WHAT TO PRODUCE
Each line of the material below that holds the word "ylabel" needs to be copied.

(Records contained in a dataset)
[Begin]
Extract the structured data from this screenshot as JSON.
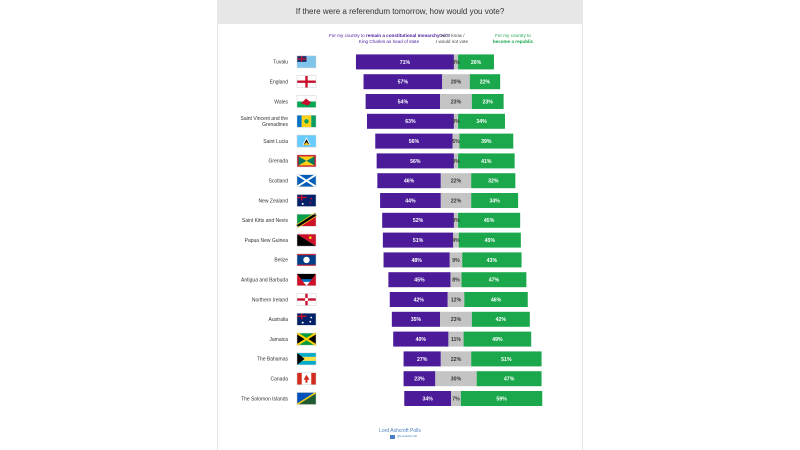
{
  "title": "If there were a referendum tomorrow, how would you vote?",
  "legend": {
    "remain_prefix": "For my country to ",
    "remain_bold": "remain a constitutional monarchy",
    "remain_suffix": " with King Charles as head of state",
    "dont_know_line1": "Don't know /",
    "dont_know_line2": "I would not vote",
    "republic_prefix": "For my country to",
    "republic_bold": "become a republic"
  },
  "colors": {
    "remain": "#4b1b9a",
    "dont_know": "#c4c4c4",
    "republic": "#1ba84c"
  },
  "source": {
    "label": "Lord Ashcroft Polls",
    "sub": "@LordAshcroft"
  },
  "chart_data": {
    "type": "bar",
    "orientation": "horizontal",
    "stacked": "diverging",
    "title": "If there were a referendum tomorrow, how would you vote?",
    "categories": [
      "Tuvalu",
      "England",
      "Wales",
      "Saint Vincent and the Grenadines",
      "Saint Lucia",
      "Grenada",
      "Scotland",
      "New Zealand",
      "Saint Kitts and Nevis",
      "Papua New Guinea",
      "Belize",
      "Antigua and Barbuda",
      "Northern Ireland",
      "Australia",
      "Jamaica",
      "The Bahamas",
      "Canada",
      "The Solomon Islands"
    ],
    "series": [
      {
        "name": "For my country to remain a constitutional monarchy with King Charles as head of state",
        "values": [
          71,
          57,
          54,
          63,
          56,
          56,
          46,
          44,
          52,
          51,
          48,
          45,
          42,
          35,
          40,
          27,
          23,
          34
        ]
      },
      {
        "name": "Don't know / I would not vote",
        "values": [
          3,
          20,
          23,
          3,
          5,
          3,
          22,
          22,
          3,
          4,
          9,
          8,
          12,
          23,
          11,
          22,
          30,
          7
        ]
      },
      {
        "name": "For my country to become a republic",
        "values": [
          26,
          22,
          23,
          34,
          39,
          41,
          32,
          34,
          45,
          45,
          43,
          47,
          46,
          42,
          49,
          51,
          47,
          59
        ]
      }
    ],
    "value_labels": {
      "remain": [
        "71%",
        "57%",
        "54%",
        "63%",
        "56%",
        "56%",
        "46%",
        "44%",
        "52%",
        "51%",
        "48%",
        "45%",
        "42%",
        "35%",
        "40%",
        "27%",
        "23%",
        "34%"
      ],
      "dont_know": [
        "3%",
        "20%",
        "23%",
        "3%",
        "5%",
        "3%",
        "22%",
        "22%",
        "3%",
        "4%",
        "9%",
        "8%",
        "12%",
        "23%",
        "11%",
        "22%",
        "30%",
        "7%"
      ],
      "republic": [
        "26%",
        "22%",
        "23%",
        "34%",
        "39%",
        "41%",
        "32%",
        "34%",
        "45%",
        "45%",
        "43%",
        "47%",
        "46%",
        "42%",
        "49%",
        "51%",
        "47%",
        "59%"
      ]
    },
    "flags": [
      "tuvalu-flag-icon",
      "england-flag-icon",
      "wales-flag-icon",
      "saint-vincent-flag-icon",
      "saint-lucia-flag-icon",
      "grenada-flag-icon",
      "scotland-flag-icon",
      "new-zealand-flag-icon",
      "saint-kitts-flag-icon",
      "papua-new-guinea-flag-icon",
      "belize-flag-icon",
      "antigua-flag-icon",
      "northern-ireland-flag-icon",
      "australia-flag-icon",
      "jamaica-flag-icon",
      "bahamas-flag-icon",
      "canada-flag-icon",
      "solomon-islands-flag-icon"
    ]
  }
}
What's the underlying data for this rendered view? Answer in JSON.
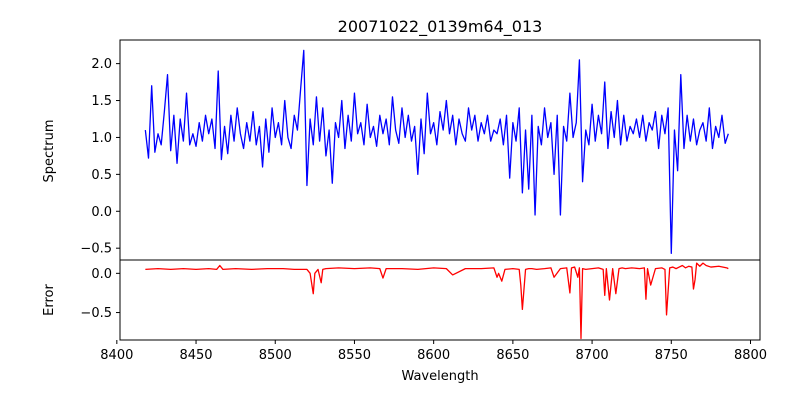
{
  "chart_data": [
    {
      "type": "line",
      "title": "20071022_0139m64_013",
      "xlabel": "",
      "ylabel": "Spectrum",
      "xlim": [
        8402,
        8806
      ],
      "ylim": [
        -0.66,
        2.32
      ],
      "y_ticks": [
        -0.5,
        0.0,
        0.5,
        1.0,
        1.5,
        2.0
      ],
      "y_tick_labels": [
        "−0.5",
        "0.0",
        "0.5",
        "1.0",
        "1.5",
        "2.0"
      ],
      "series": [
        {
          "color": "#0000ff",
          "x": [
            8418,
            8420,
            8422,
            8424,
            8426,
            8428,
            8430,
            8432,
            8434,
            8436,
            8438,
            8440,
            8442,
            8444,
            8446,
            8448,
            8450,
            8452,
            8454,
            8456,
            8458,
            8460,
            8462,
            8464,
            8466,
            8468,
            8470,
            8472,
            8474,
            8476,
            8478,
            8480,
            8482,
            8484,
            8486,
            8488,
            8490,
            8492,
            8494,
            8496,
            8498,
            8500,
            8502,
            8504,
            8506,
            8508,
            8510,
            8512,
            8514,
            8516,
            8518,
            8520,
            8522,
            8524,
            8526,
            8528,
            8530,
            8532,
            8534,
            8536,
            8538,
            8540,
            8542,
            8544,
            8546,
            8548,
            8550,
            8552,
            8554,
            8556,
            8558,
            8560,
            8562,
            8564,
            8566,
            8568,
            8570,
            8572,
            8574,
            8576,
            8578,
            8580,
            8582,
            8584,
            8586,
            8588,
            8590,
            8592,
            8594,
            8596,
            8598,
            8600,
            8602,
            8604,
            8606,
            8608,
            8610,
            8612,
            8614,
            8616,
            8618,
            8620,
            8622,
            8624,
            8626,
            8628,
            8630,
            8632,
            8634,
            8636,
            8638,
            8640,
            8642,
            8644,
            8646,
            8648,
            8650,
            8652,
            8654,
            8656,
            8658,
            8660,
            8662,
            8664,
            8666,
            8668,
            8670,
            8672,
            8674,
            8676,
            8678,
            8680,
            8682,
            8684,
            8686,
            8688,
            8690,
            8692,
            8694,
            8696,
            8698,
            8700,
            8702,
            8704,
            8706,
            8708,
            8710,
            8712,
            8714,
            8716,
            8718,
            8720,
            8722,
            8724,
            8726,
            8728,
            8730,
            8732,
            8734,
            8736,
            8738,
            8740,
            8742,
            8744,
            8746,
            8748,
            8750,
            8752,
            8754,
            8756,
            8758,
            8760,
            8762,
            8764,
            8766,
            8768,
            8770,
            8772,
            8774,
            8776,
            8778,
            8780,
            8782,
            8784,
            8786
          ],
          "y": [
            1.1,
            0.72,
            1.7,
            0.8,
            1.05,
            0.9,
            1.35,
            1.85,
            0.82,
            1.3,
            0.65,
            1.25,
            0.95,
            1.6,
            0.9,
            1.05,
            0.88,
            1.2,
            0.95,
            1.3,
            1.05,
            1.25,
            0.85,
            1.9,
            0.7,
            1.15,
            0.78,
            1.3,
            0.95,
            1.4,
            1.05,
            0.85,
            1.2,
            0.95,
            1.35,
            0.9,
            1.15,
            0.6,
            1.25,
            0.8,
            1.4,
            1.0,
            1.2,
            0.9,
            1.5,
            1.0,
            0.85,
            1.3,
            1.1,
            1.65,
            2.18,
            0.35,
            1.25,
            0.9,
            1.55,
            0.95,
            1.4,
            0.75,
            1.1,
            0.38,
            1.2,
            1.0,
            1.5,
            0.85,
            1.3,
            0.95,
            1.6,
            1.05,
            1.2,
            0.9,
            1.45,
            1.0,
            1.15,
            0.88,
            1.3,
            1.05,
            1.25,
            0.9,
            1.55,
            1.1,
            0.92,
            1.4,
            1.0,
            1.3,
            0.95,
            1.15,
            0.5,
            1.25,
            0.78,
            1.6,
            1.05,
            1.2,
            0.9,
            1.35,
            1.1,
            1.5,
            1.05,
            1.3,
            0.9,
            1.25,
            1.05,
            0.95,
            1.4,
            1.1,
            1.3,
            0.95,
            1.2,
            1.05,
            1.3,
            0.95,
            1.1,
            1.05,
            1.25,
            0.9,
            1.3,
            0.45,
            1.2,
            0.95,
            1.4,
            0.25,
            1.1,
            0.3,
            1.3,
            -0.05,
            1.15,
            0.9,
            1.4,
            1.0,
            1.2,
            0.5,
            1.3,
            -0.05,
            1.15,
            0.95,
            1.6,
            1.0,
            1.2,
            2.05,
            0.4,
            1.1,
            0.9,
            1.45,
            0.95,
            1.3,
            1.05,
            1.75,
            0.85,
            1.35,
            1.0,
            1.5,
            0.9,
            1.3,
            0.95,
            1.15,
            1.05,
            1.25,
            1.0,
            1.3,
            0.95,
            1.2,
            1.1,
            1.35,
            0.85,
            1.3,
            1.05,
            1.4,
            -0.57,
            1.1,
            0.55,
            1.85,
            0.85,
            1.3,
            0.95,
            1.25,
            0.9,
            1.1,
            1.2,
            0.95,
            1.4,
            0.85,
            1.15,
            1.0,
            1.3,
            0.92,
            1.05
          ]
        }
      ]
    },
    {
      "type": "line",
      "title": "",
      "xlabel": "Wavelength",
      "ylabel": "Error",
      "xlim": [
        8402,
        8806
      ],
      "ylim": [
        -0.85,
        0.17
      ],
      "y_ticks": [
        -0.5,
        0.0
      ],
      "y_tick_labels": [
        "−0.5",
        "0.0"
      ],
      "x_ticks": [
        8400,
        8450,
        8500,
        8550,
        8600,
        8650,
        8700,
        8750,
        8800
      ],
      "x_tick_labels": [
        "8400",
        "8450",
        "8500",
        "8550",
        "8600",
        "8650",
        "8700",
        "8750",
        "8800"
      ],
      "series": [
        {
          "color": "#ff0000",
          "x": [
            8418,
            8426,
            8434,
            8442,
            8450,
            8458,
            8463,
            8465,
            8467,
            8475,
            8485,
            8495,
            8505,
            8512,
            8520,
            8522,
            8524,
            8525,
            8527,
            8529,
            8530,
            8532,
            8540,
            8550,
            8560,
            8566,
            8568,
            8570,
            8580,
            8590,
            8600,
            8608,
            8612,
            8620,
            8630,
            8638,
            8640,
            8641,
            8643,
            8645,
            8650,
            8654,
            8655,
            8656,
            8658,
            8660,
            8662,
            8665,
            8670,
            8674,
            8676,
            8680,
            8684,
            8686,
            8687,
            8689,
            8691,
            8692,
            8693,
            8694,
            8696,
            8700,
            8704,
            8707,
            8708,
            8709,
            8711,
            8713,
            8714,
            8715,
            8717,
            8719,
            8721,
            8725,
            8730,
            8733,
            8734,
            8735,
            8737,
            8740,
            8744,
            8746,
            8747,
            8749,
            8751,
            8753,
            8755,
            8757,
            8759,
            8761,
            8763,
            8764,
            8765,
            8766,
            8768,
            8770,
            8772,
            8775,
            8780,
            8785,
            8786
          ],
          "y": [
            0.05,
            0.06,
            0.05,
            0.06,
            0.05,
            0.06,
            0.05,
            0.1,
            0.05,
            0.06,
            0.05,
            0.06,
            0.06,
            0.05,
            0.05,
            0.0,
            -0.26,
            0.0,
            0.05,
            -0.12,
            0.05,
            0.06,
            0.07,
            0.06,
            0.07,
            0.06,
            -0.06,
            0.06,
            0.06,
            0.05,
            0.07,
            0.06,
            -0.02,
            0.06,
            0.06,
            0.07,
            -0.05,
            0.0,
            -0.1,
            0.05,
            0.06,
            0.05,
            -0.15,
            -0.46,
            0.05,
            0.06,
            0.06,
            0.05,
            0.06,
            0.07,
            -0.05,
            0.06,
            0.07,
            -0.25,
            0.07,
            0.08,
            -0.05,
            0.07,
            -0.83,
            0.06,
            0.05,
            0.06,
            0.07,
            0.05,
            -0.28,
            0.06,
            -0.34,
            0.06,
            -0.1,
            -0.26,
            0.06,
            0.07,
            0.06,
            0.07,
            0.06,
            0.07,
            -0.33,
            0.06,
            -0.15,
            0.06,
            0.07,
            0.05,
            -0.53,
            0.07,
            0.08,
            0.06,
            0.08,
            0.1,
            0.07,
            0.09,
            0.08,
            -0.2,
            -0.08,
            0.13,
            0.09,
            0.13,
            0.1,
            0.08,
            0.09,
            0.07,
            0.06
          ]
        }
      ]
    }
  ]
}
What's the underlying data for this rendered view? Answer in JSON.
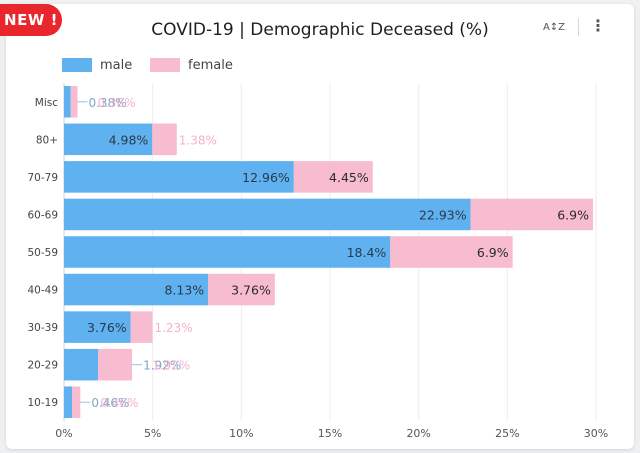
{
  "badge": {
    "label": "NEW !"
  },
  "header": {
    "title": "COVID-19  |  Demographic Deceased (%)",
    "sort_icon_label": "A↕Z",
    "more_icon_label": "⋮"
  },
  "colors": {
    "male": "#5fb1ef",
    "female": "#f7bcd0",
    "badge": "#e8262b"
  },
  "legend": [
    {
      "name": "male",
      "color": "#5fb1ef"
    },
    {
      "name": "female",
      "color": "#f7bcd0"
    }
  ],
  "chart_data": {
    "type": "bar",
    "orientation": "horizontal",
    "stacked": true,
    "title": "COVID-19  |  Demographic Deceased (%)",
    "categories": [
      "Misc",
      "80+",
      "70-79",
      "60-69",
      "50-59",
      "40-49",
      "30-39",
      "20-29",
      "10-19"
    ],
    "series": [
      {
        "name": "male",
        "color": "#5fb1ef",
        "values": [
          0.38,
          4.98,
          12.96,
          22.93,
          18.4,
          8.13,
          3.76,
          1.92,
          0.46
        ]
      },
      {
        "name": "female",
        "color": "#f7bcd0",
        "values": [
          0.38,
          1.38,
          4.45,
          6.9,
          6.9,
          3.76,
          1.23,
          1.92,
          0.46
        ]
      }
    ],
    "data_labels": {
      "male": [
        "0.38%",
        "4.98%",
        "12.96%",
        "22.93%",
        "18.4%",
        "8.13%",
        "3.76%",
        "1.92%",
        "0.46%"
      ],
      "female": [
        "0.38%",
        "1.38%",
        "4.45%",
        "6.9%",
        "6.9%",
        "3.76%",
        "1.23%",
        "1.92%",
        "0.46%"
      ]
    },
    "xlim": [
      0,
      30
    ],
    "xticks": [
      "0%",
      "5%",
      "10%",
      "15%",
      "20%",
      "25%",
      "30%"
    ],
    "xlabel": "",
    "ylabel": "",
    "grid": true,
    "legend_position": "top-left"
  }
}
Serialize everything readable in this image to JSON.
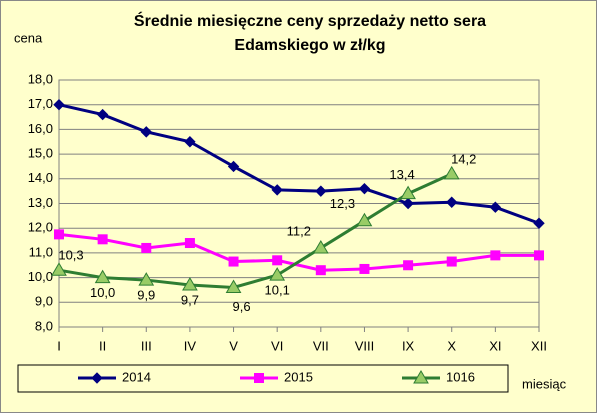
{
  "chart_data": {
    "type": "line",
    "title": [
      "Średnie miesięczne ceny sprzedaży netto sera",
      "Edamskiego w zł/kg"
    ],
    "y_label": "cena",
    "x_label": "miesiąc",
    "categories": [
      "I",
      "II",
      "III",
      "IV",
      "V",
      "VI",
      "VII",
      "VIII",
      "IX",
      "X",
      "XI",
      "XII"
    ],
    "series": [
      {
        "name": "2014",
        "color": "#000080",
        "marker": "diamond",
        "values": [
          17.0,
          16.6,
          15.9,
          15.5,
          14.5,
          13.55,
          13.5,
          13.6,
          13.0,
          13.05,
          12.85,
          12.2
        ]
      },
      {
        "name": "2015",
        "color": "#ff00ff",
        "marker": "square",
        "values": [
          11.75,
          11.55,
          11.2,
          11.4,
          10.65,
          10.7,
          10.3,
          10.35,
          10.5,
          10.65,
          10.9,
          10.9
        ]
      },
      {
        "name": "1016",
        "color": "#2e7d32",
        "marker": "triangle",
        "values": [
          10.3,
          10.0,
          9.9,
          9.7,
          9.6,
          10.1,
          11.2,
          12.3,
          13.4,
          14.2,
          null,
          null
        ],
        "value_labels": [
          "10,3",
          "10,0",
          "9,9",
          "9,7",
          "9,6",
          "10,1",
          "11,2",
          "12,3",
          "13,4",
          "14,2",
          null,
          null
        ]
      }
    ],
    "ylim": [
      8,
      18
    ],
    "yticks": [
      {
        "value": 8,
        "label": "8,0"
      },
      {
        "value": 9,
        "label": "9,0"
      },
      {
        "value": 10,
        "label": "10,0"
      },
      {
        "value": 11,
        "label": "11,0"
      },
      {
        "value": 12,
        "label": "12,0"
      },
      {
        "value": 13,
        "label": "13,0"
      },
      {
        "value": 14,
        "label": "14,0"
      },
      {
        "value": 15,
        "label": "15,0"
      },
      {
        "value": 16,
        "label": "16,0"
      },
      {
        "value": 17,
        "label": "17,0"
      },
      {
        "value": 18,
        "label": "18,0"
      }
    ],
    "grid": true,
    "legend": "bottom"
  }
}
[End]
EXERCISE ANSWER
      "ylabel": "Spectrum",
      "ylabel": "Error",
    "ylabel": "",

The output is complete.